:: PROVIDED RECORDS ::
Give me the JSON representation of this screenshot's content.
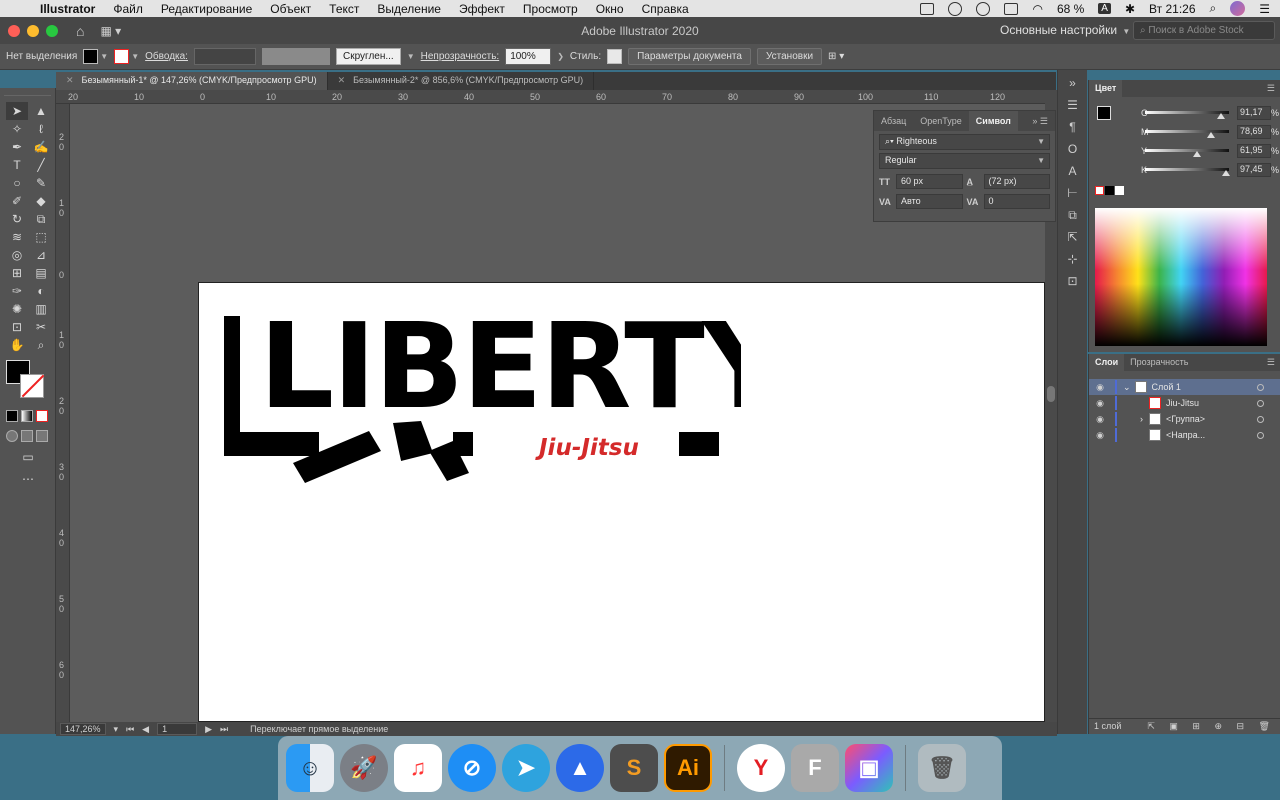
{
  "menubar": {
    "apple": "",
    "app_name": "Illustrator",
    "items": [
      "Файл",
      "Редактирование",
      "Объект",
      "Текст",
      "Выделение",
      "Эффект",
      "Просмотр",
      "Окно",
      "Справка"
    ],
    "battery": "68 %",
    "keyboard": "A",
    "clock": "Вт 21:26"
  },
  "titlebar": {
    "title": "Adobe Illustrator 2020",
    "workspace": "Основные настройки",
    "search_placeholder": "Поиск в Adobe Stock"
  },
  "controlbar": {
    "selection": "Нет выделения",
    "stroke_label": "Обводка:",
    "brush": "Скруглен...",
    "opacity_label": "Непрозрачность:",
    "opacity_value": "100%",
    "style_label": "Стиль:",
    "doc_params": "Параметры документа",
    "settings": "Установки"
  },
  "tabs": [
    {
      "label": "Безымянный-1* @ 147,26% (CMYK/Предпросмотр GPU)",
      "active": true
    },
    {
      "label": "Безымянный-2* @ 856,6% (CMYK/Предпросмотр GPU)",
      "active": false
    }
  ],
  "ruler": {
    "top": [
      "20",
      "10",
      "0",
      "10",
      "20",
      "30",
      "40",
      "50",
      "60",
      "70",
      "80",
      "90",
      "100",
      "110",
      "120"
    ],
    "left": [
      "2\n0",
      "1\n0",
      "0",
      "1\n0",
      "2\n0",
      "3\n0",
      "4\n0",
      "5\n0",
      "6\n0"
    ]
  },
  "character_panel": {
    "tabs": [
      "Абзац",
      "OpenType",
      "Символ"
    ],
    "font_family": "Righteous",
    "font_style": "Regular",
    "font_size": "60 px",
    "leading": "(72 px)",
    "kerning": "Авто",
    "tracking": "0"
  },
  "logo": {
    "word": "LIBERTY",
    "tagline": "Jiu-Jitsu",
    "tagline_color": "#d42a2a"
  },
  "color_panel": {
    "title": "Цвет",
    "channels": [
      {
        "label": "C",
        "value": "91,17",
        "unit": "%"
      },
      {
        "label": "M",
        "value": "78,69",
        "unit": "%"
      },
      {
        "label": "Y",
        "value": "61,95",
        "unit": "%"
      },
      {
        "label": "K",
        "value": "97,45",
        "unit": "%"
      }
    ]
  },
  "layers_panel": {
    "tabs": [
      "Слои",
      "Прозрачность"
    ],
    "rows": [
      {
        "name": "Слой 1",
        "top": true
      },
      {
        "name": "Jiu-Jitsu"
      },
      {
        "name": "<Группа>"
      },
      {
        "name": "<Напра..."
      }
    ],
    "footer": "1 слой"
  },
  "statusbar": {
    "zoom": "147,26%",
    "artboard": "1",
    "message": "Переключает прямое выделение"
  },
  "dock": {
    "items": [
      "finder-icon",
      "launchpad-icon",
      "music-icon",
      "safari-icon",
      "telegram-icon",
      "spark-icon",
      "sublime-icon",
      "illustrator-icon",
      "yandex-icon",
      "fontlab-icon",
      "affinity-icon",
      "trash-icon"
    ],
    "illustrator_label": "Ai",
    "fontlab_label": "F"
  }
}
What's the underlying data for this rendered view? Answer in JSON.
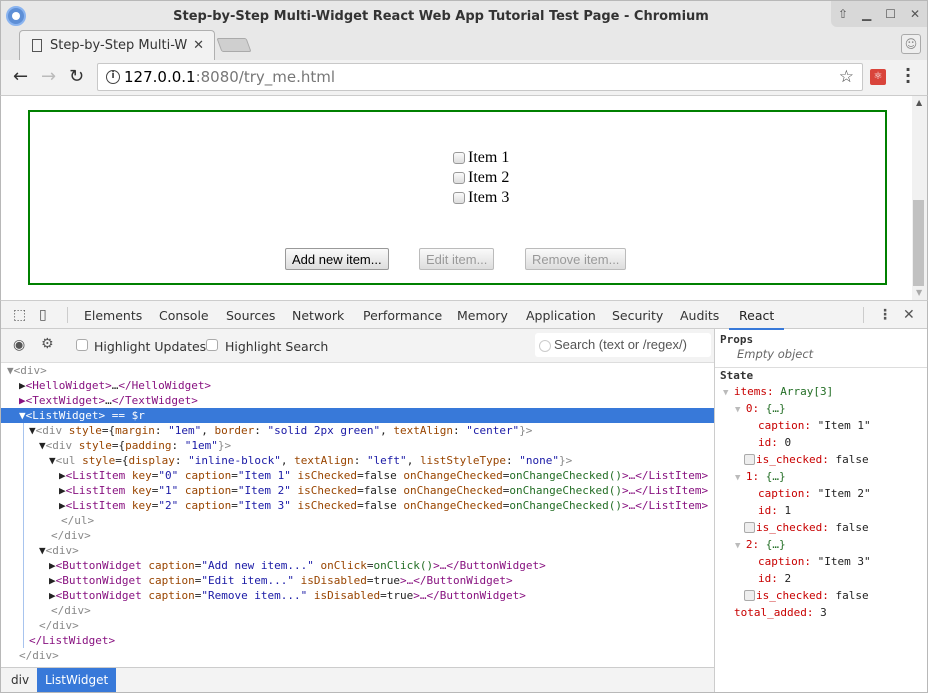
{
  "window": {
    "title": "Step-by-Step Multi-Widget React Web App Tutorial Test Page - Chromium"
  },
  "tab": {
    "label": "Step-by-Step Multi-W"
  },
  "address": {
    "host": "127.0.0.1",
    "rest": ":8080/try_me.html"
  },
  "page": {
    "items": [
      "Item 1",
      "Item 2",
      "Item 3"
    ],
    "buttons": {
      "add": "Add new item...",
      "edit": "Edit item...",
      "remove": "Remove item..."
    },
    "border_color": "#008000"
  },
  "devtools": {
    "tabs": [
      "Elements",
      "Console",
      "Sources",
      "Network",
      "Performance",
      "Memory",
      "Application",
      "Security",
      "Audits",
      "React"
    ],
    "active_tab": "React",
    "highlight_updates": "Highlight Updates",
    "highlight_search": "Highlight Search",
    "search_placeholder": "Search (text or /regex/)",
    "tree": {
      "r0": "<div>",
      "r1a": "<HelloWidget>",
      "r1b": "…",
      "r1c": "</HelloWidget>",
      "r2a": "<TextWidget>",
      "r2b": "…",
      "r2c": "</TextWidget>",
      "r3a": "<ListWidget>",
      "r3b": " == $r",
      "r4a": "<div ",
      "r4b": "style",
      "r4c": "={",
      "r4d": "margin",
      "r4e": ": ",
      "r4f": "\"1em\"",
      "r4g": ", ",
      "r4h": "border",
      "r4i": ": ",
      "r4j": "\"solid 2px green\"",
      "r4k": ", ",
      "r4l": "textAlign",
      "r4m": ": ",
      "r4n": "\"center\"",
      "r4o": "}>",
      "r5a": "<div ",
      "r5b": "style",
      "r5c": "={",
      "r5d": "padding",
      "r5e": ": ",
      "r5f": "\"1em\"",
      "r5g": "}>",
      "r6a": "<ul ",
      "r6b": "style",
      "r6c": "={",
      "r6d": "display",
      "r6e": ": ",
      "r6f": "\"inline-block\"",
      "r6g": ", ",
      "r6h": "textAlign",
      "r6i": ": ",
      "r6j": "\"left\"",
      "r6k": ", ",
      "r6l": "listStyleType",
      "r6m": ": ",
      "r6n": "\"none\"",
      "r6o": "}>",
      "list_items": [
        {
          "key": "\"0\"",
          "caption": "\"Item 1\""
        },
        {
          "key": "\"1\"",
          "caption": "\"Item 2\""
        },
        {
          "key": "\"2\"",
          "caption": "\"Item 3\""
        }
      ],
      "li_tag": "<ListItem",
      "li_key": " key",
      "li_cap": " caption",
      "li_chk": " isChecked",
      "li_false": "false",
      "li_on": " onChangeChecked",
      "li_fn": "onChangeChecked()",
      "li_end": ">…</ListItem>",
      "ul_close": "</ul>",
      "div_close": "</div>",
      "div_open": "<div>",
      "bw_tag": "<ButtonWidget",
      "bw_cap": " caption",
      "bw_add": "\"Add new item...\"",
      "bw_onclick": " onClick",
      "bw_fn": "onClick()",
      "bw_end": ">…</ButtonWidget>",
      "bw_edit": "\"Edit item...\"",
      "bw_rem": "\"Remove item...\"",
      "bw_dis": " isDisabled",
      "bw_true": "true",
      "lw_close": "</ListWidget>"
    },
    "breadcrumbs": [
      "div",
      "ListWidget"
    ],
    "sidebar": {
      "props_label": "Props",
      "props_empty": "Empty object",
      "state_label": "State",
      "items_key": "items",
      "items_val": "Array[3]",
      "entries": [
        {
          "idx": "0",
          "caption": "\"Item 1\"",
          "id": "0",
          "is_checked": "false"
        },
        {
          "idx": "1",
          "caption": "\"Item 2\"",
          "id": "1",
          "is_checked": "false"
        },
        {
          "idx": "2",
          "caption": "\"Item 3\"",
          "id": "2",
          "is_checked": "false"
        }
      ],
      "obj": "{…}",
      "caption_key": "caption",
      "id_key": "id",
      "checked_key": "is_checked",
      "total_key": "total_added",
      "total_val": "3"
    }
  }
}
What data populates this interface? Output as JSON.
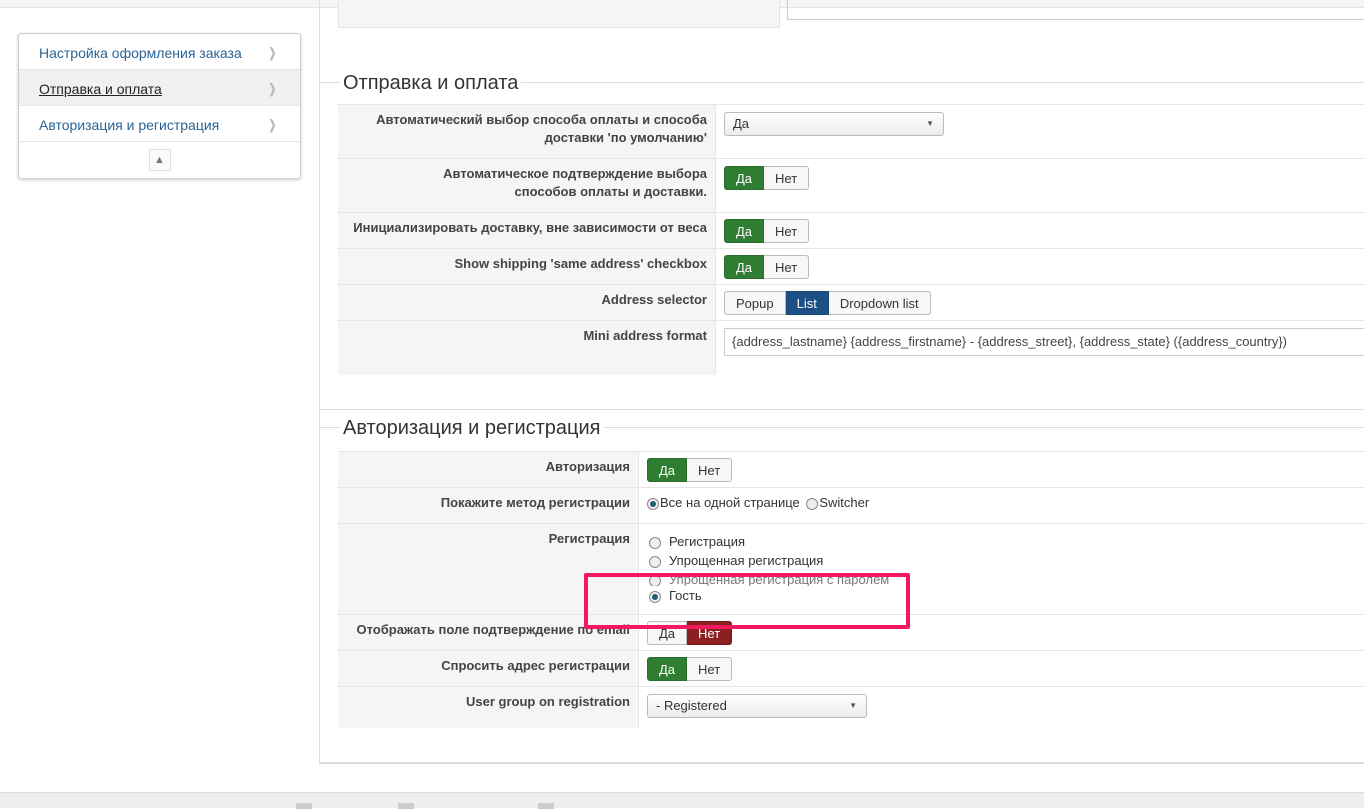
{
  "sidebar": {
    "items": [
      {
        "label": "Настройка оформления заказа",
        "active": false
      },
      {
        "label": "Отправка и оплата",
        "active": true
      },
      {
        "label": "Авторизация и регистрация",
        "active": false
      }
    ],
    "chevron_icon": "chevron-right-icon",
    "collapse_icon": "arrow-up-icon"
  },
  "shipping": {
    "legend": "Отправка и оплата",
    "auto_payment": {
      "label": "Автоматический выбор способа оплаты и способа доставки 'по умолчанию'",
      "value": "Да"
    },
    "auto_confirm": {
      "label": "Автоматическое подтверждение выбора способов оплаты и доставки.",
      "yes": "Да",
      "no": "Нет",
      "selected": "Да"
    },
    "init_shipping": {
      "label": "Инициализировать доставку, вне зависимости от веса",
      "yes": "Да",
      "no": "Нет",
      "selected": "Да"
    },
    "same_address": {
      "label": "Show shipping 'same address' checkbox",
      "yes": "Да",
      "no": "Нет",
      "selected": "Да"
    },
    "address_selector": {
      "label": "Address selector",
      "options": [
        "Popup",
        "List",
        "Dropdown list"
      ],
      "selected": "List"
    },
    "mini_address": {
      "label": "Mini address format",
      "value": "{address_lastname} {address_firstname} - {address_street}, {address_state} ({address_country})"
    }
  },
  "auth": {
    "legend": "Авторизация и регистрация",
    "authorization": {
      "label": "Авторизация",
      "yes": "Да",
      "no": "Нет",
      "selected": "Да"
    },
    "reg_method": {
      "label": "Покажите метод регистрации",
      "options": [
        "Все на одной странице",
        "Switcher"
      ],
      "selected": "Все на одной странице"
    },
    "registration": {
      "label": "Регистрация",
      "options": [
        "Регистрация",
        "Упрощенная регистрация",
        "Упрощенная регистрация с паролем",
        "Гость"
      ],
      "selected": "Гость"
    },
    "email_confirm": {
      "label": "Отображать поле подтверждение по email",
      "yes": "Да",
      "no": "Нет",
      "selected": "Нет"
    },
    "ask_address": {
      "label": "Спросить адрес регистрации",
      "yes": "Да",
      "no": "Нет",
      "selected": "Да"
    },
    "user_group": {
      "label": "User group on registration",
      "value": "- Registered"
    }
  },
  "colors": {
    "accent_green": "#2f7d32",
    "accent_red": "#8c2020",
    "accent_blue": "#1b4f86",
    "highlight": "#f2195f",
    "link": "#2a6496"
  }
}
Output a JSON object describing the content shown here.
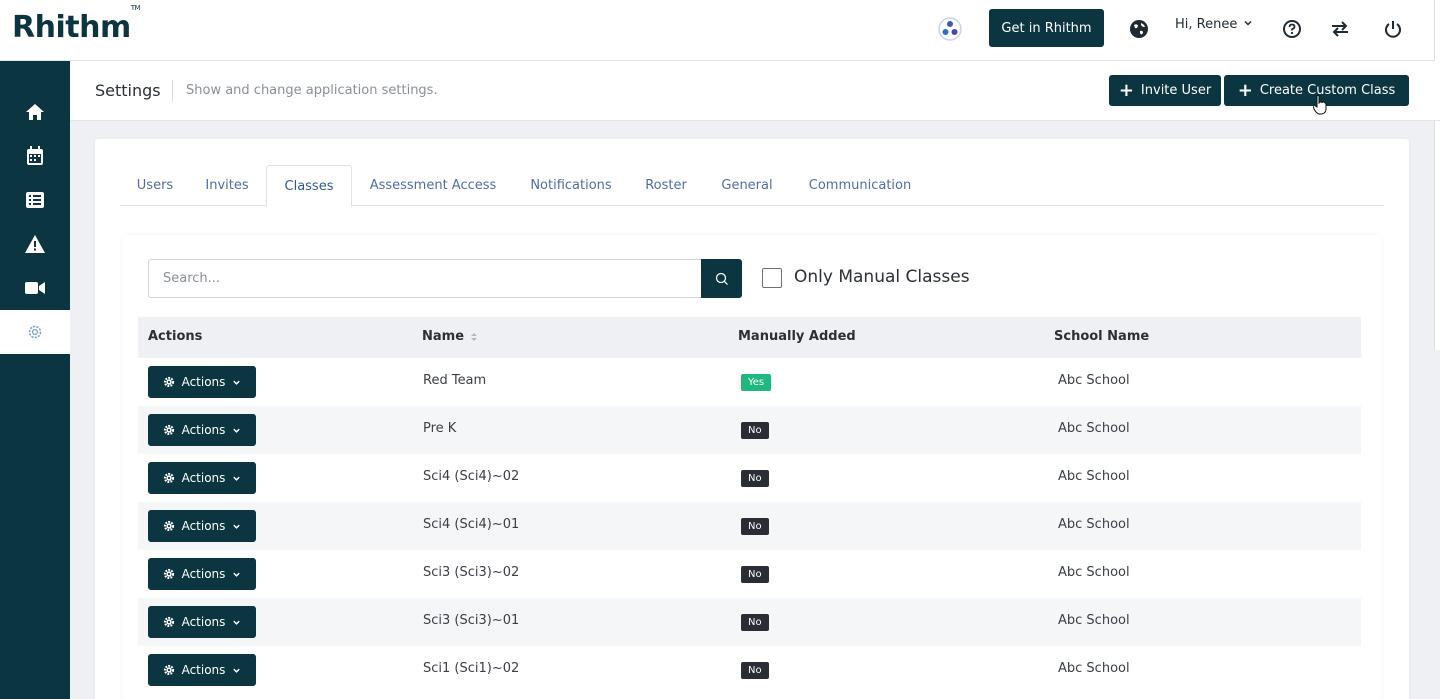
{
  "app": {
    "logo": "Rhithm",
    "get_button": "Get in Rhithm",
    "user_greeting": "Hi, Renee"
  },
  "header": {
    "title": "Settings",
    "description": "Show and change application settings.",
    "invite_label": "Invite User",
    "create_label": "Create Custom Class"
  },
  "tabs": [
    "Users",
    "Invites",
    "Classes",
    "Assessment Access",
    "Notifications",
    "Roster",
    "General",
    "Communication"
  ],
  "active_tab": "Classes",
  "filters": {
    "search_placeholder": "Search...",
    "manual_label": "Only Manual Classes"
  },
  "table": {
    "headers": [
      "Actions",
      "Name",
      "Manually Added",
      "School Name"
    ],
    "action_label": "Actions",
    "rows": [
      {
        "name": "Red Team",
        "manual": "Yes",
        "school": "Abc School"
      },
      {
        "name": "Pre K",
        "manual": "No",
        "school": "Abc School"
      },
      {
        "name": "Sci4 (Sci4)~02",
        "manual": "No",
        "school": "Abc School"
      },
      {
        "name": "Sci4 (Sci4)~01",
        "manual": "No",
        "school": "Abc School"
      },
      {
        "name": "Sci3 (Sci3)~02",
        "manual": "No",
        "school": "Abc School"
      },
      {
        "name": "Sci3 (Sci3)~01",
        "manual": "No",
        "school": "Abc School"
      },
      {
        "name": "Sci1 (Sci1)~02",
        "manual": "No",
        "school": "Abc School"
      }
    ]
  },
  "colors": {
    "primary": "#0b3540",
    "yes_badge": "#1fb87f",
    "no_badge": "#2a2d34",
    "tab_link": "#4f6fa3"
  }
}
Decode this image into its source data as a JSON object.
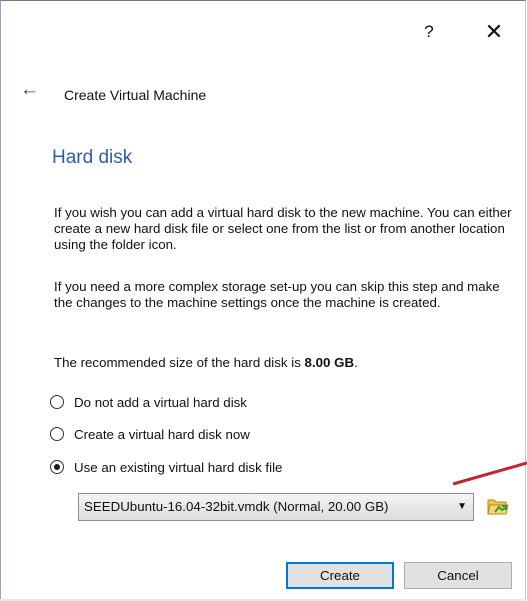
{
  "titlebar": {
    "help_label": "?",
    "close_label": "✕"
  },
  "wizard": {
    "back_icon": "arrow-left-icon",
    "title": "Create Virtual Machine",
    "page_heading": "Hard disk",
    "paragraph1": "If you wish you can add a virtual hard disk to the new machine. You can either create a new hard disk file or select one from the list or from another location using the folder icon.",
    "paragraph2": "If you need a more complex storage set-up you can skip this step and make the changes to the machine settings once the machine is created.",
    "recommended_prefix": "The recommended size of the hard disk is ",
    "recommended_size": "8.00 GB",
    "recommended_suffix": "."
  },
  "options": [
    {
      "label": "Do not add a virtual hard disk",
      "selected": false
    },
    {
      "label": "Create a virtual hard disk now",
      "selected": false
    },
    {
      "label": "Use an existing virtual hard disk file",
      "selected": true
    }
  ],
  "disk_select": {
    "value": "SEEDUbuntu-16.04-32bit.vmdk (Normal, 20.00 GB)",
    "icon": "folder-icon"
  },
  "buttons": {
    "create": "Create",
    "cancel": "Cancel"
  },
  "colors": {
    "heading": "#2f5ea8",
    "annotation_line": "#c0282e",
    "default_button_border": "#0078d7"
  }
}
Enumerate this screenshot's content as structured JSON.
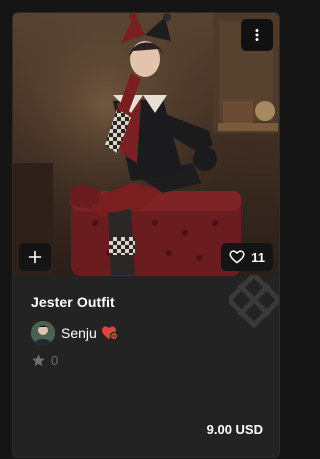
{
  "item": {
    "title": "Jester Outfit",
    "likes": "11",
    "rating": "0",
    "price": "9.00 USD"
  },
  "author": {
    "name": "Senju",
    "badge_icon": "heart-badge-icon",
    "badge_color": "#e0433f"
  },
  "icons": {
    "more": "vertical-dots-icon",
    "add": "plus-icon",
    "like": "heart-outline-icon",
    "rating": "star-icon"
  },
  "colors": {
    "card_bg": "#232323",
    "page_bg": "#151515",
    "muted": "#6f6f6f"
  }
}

:: YOUR GOAL ::
Tally every line of the listing that holds the string "object", then give the number by itself.

:: EXERCISE RESPONSE ::
3